EXERCISE GOAL =
Exclude the pictures and retype the entries as written.

INPUT ROWS =

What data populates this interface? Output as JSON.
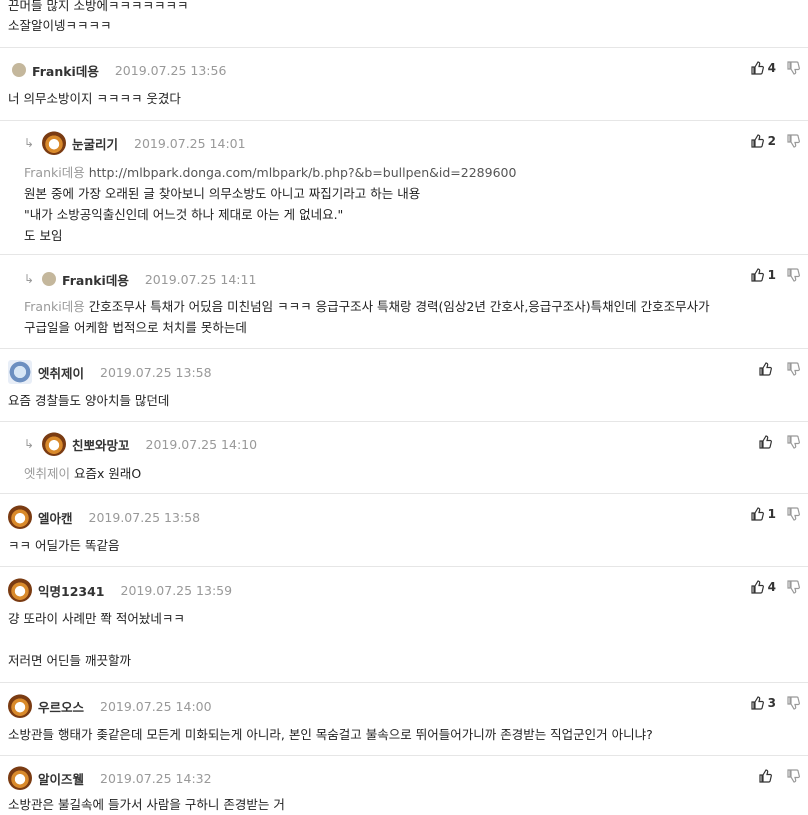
{
  "top": [
    "끈머들 많지 소방에ㅋㅋㅋㅋㅋㅋㅋ",
    "소잘알이넹ㅋㅋㅋㅋ"
  ],
  "comments": [
    {
      "nick": "Franki데용",
      "date": "2019.07.25 13:56",
      "votes": "4",
      "lines": [
        "너 의무소방이지 ㅋㅋㅋㅋ 웃겼다"
      ]
    },
    {
      "nick": "눈굴리기",
      "date": "2019.07.25 14:01",
      "votes": "2",
      "tag": "Franki데용",
      "link": "http://mlbpark.donga.com/mlbpark/b.php?&b=bullpen&id=2289600",
      "lines": [
        "원본 중에 가장 오래된 글 찾아보니 의무소방도 아니고 짜집기라고 하는 내용",
        "\"내가 소방공익출신인데 어느것 하나 제대로 아는 게 없네요.\"",
        "도 보임"
      ]
    },
    {
      "nick": "Franki데용",
      "date": "2019.07.25 14:11",
      "votes": "1",
      "tag": "Franki데용",
      "lines": [
        "간호조무사 특채가 어딨음 미친넘임 ㅋㅋㅋ 응급구조사 특채랑 경력(임상2년 간호사,응급구조사)특채인데 간호조무사가",
        "구급일을 어케함 법적으로 처치를 못하는데"
      ]
    },
    {
      "nick": "엣취제이",
      "date": "2019.07.25 13:58",
      "votes": "",
      "lines": [
        "요즘 경찰들도 양아치들 많던데"
      ]
    },
    {
      "nick": "친뽀와망꼬",
      "date": "2019.07.25 14:10",
      "votes": "",
      "tag": "엣취제이",
      "lines": [
        "요즘x 원래O"
      ]
    },
    {
      "nick": "엘아캔",
      "date": "2019.07.25 13:58",
      "votes": "1",
      "lines": [
        "ㅋㅋ 어딜가든 똑같음"
      ]
    },
    {
      "nick": "익명12341",
      "date": "2019.07.25 13:59",
      "votes": "4",
      "lines": [
        "걍 또라이 사례만 쫙 적어놨네ㅋㅋ",
        "",
        "저러면 어딘들 깨끗할까"
      ]
    },
    {
      "nick": "우르오스",
      "date": "2019.07.25 14:00",
      "votes": "3",
      "lines": [
        "소방관들 행태가 좆같은데 모든게 미화되는게 아니라, 본인 목숨걸고 불속으로 뛰어들어가니까 존경받는 직업군인거 아니냐?"
      ]
    },
    {
      "nick": "알이즈웰",
      "date": "2019.07.25 14:32",
      "votes": "",
      "lines": [
        "소방관은 불길속에 들가서 사람을 구하니 존경받는 거"
      ]
    }
  ]
}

EXPECTED ANSWER =
What data populates this interface? Output as JSON.
{
  "top": [
    "끈머들 많지 소방에ㅋㅋㅋㅋㅋㅋㅋ",
    "소잘알이넹ㅋㅋㅋㅋ"
  ],
  "comments": [
    {
      "nick": "Franki데용",
      "date": "2019.07.25 13:56",
      "votes": "4",
      "lines": [
        "너 의무소방이지 ㅋㅋㅋㅋ 웃겼다"
      ]
    },
    {
      "nick": "눈굴리기",
      "date": "2019.07.25 14:01",
      "votes": "2",
      "tag": "Franki데용",
      "link": "http://mlbpark.donga.com/mlbpark/b.php?&b=bullpen&id=2289600",
      "lines": [
        "원본 중에 가장 오래된 글 찾아보니 의무소방도 아니고 짜집기라고 하는 내용",
        "\"내가 소방공익출신인데 어느것 하나 제대로 아는 게 없네요.\"",
        "도 보임"
      ]
    },
    {
      "nick": "Franki데용",
      "date": "2019.07.25 14:11",
      "votes": "1",
      "tag": "Franki데용",
      "lines": [
        "간호조무사 특채가 어딨음 미친넘임 ㅋㅋㅋ 응급구조사 특채랑 경력(임상2년 간호사,응급구조사)특채인데 간호조무사가",
        "구급일을 어케함 법적으로 처치를 못하는데"
      ]
    },
    {
      "nick": "엣취제이",
      "date": "2019.07.25 13:58",
      "votes": "",
      "lines": [
        "요즘 경찰들도 양아치들 많던데"
      ]
    },
    {
      "nick": "친뽀와망꼬",
      "date": "2019.07.25 14:10",
      "votes": "",
      "tag": "엣취제이",
      "lines": [
        "요즘x 원래O"
      ]
    },
    {
      "nick": "엘아캔",
      "date": "2019.07.25 13:58",
      "votes": "1",
      "lines": [
        "ㅋㅋ 어딜가든 똑같음"
      ]
    },
    {
      "nick": "익명12341",
      "date": "2019.07.25 13:59",
      "votes": "4",
      "lines": [
        "걍 또라이 사례만 쫙 적어놨네ㅋㅋ",
        "",
        "저러면 어딘들 깨끗할까"
      ]
    },
    {
      "nick": "우르오스",
      "date": "2019.07.25 14:00",
      "votes": "3",
      "lines": [
        "소방관들 행태가 좆같은데 모든게 미화되는게 아니라, 본인 목숨걸고 불속으로 뛰어들어가니까 존경받는 직업군인거 아니냐?"
      ]
    },
    {
      "nick": "알이즈웰",
      "date": "2019.07.25 14:32",
      "votes": "",
      "lines": [
        "소방관은 불길속에 들가서 사람을 구하니 존경받는 거"
      ]
    }
  ]
}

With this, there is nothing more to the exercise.